[Start of Exercise material]

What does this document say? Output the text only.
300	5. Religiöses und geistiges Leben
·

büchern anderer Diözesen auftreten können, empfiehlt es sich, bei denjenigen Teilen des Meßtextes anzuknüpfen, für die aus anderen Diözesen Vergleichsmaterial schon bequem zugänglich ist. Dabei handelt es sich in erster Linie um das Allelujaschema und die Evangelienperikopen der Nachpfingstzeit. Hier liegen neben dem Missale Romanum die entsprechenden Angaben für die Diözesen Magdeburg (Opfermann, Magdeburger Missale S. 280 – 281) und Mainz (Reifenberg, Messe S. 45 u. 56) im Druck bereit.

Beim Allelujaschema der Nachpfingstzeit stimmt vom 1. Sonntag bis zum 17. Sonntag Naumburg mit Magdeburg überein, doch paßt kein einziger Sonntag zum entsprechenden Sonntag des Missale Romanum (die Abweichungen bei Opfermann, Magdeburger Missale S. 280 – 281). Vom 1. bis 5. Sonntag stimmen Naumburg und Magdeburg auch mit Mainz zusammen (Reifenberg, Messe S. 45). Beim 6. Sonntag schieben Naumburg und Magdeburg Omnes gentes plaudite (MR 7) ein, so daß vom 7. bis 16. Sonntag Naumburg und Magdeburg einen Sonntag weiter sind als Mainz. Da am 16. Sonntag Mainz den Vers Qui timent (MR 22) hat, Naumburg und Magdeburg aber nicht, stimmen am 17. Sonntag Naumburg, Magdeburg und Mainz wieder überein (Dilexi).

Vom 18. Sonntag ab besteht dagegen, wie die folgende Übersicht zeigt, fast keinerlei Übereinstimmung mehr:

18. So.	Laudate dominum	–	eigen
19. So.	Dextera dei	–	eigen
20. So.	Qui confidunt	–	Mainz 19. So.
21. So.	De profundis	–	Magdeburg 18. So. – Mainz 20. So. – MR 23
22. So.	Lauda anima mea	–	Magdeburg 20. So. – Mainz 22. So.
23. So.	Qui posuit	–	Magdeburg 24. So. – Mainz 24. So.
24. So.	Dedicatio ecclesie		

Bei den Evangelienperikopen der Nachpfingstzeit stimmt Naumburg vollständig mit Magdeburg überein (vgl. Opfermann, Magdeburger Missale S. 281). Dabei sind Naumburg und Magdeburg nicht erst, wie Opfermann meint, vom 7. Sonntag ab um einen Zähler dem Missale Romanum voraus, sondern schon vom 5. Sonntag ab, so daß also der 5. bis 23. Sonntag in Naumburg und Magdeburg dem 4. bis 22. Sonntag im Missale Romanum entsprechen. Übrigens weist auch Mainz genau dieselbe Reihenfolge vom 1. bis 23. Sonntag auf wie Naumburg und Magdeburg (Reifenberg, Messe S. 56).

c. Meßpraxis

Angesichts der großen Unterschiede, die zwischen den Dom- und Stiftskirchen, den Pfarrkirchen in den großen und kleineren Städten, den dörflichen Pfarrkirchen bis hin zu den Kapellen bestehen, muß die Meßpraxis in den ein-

[End of Exercise material]

## Aim of the exercise
Copy out the full set of records precisely, leaving nothing out.

## The completed task
What does this document say? Output the text only.
300	5. Religiöses und geistiges Leben
·

büchern anderer Diözesen auftreten können, empfiehlt es sich, bei denjenigen Teilen des Meßtextes anzuknüpfen, für die aus anderen Diözesen Vergleichsmaterial schon bequem zugänglich ist. Dabei handelt es sich in erster Linie um das Allelujaschema und die Evangelienperikopen der Nachpfingstzeit. Hier liegen neben dem Missale Romanum die entsprechenden Angaben für die Diözesen Magdeburg (Opfermann, Magdeburger Missale S. 280 – 281) und Mainz (Reifenberg, Messe S. 45 u. 56) im Druck bereit.

Beim Allelujaschema der Nachpfingstzeit stimmt vom 1. Sonntag bis zum 17. Sonntag Naumburg mit Magdeburg überein, doch paßt kein einziger Sonntag zum entsprechenden Sonntag des Missale Romanum (die Abweichungen bei Opfermann, Magdeburger Missale S. 280 – 281). Vom 1. bis 5. Sonntag stimmen Naumburg und Magdeburg auch mit Mainz zusammen (Reifenberg, Messe S. 45). Beim 6. Sonntag schieben Naumburg und Magdeburg Omnes gentes plaudite (MR 7) ein, so daß vom 7. bis 16. Sonntag Naumburg und Magdeburg einen Sonntag weiter sind als Mainz. Da am 16. Sonntag Mainz den Vers Qui timent (MR 22) hat, Naumburg und Magdeburg aber nicht, stimmen am 17. Sonntag Naumburg, Magdeburg und Mainz wieder überein (Dilexi).

Vom 18. Sonntag ab besteht dagegen, wie die folgende Übersicht zeigt, fast keinerlei Übereinstimmung mehr:

18. So.	Laudate dominum	–	eigen
19. So.	Dextera dei	–	eigen
20. So.	Qui confidunt	–	Mainz 19. So.
21. So.	De profundis	–	Magdeburg 18. So. – Mainz 20. So. – MR 23
22. So.	Lauda anima mea	–	Magdeburg 20. So. – Mainz 22. So.
23. So.	Qui posuit	–	Magdeburg 24. So. – Mainz 24. So.
24. So.	Dedicatio ecclesie		

Bei den Evangelienperikopen der Nachpfingstzeit stimmt Naumburg vollständig mit Magdeburg überein (vgl. Opfermann, Magdeburger Missale S. 281). Dabei sind Naumburg und Magdeburg nicht erst, wie Opfermann meint, vom 7. Sonntag ab um einen Zähler dem Missale Romanum voraus, sondern schon vom 5. Sonntag ab, so daß also der 5. bis 23. Sonntag in Naumburg und Magdeburg dem 4. bis 22. Sonntag im Missale Romanum entsprechen. Übrigens weist auch Mainz genau dieselbe Reihenfolge vom 1. bis 23. Sonntag auf wie Naumburg und Magdeburg (Reifenberg, Messe S. 56).

c. Meßpraxis

Angesichts der großen Unterschiede, die zwischen den Dom- und Stiftskirchen, den Pfarrkirchen in den großen und kleineren Städten, den dörflichen Pfarrkirchen bis hin zu den Kapellen bestehen, muß die Meßpraxis in den ein-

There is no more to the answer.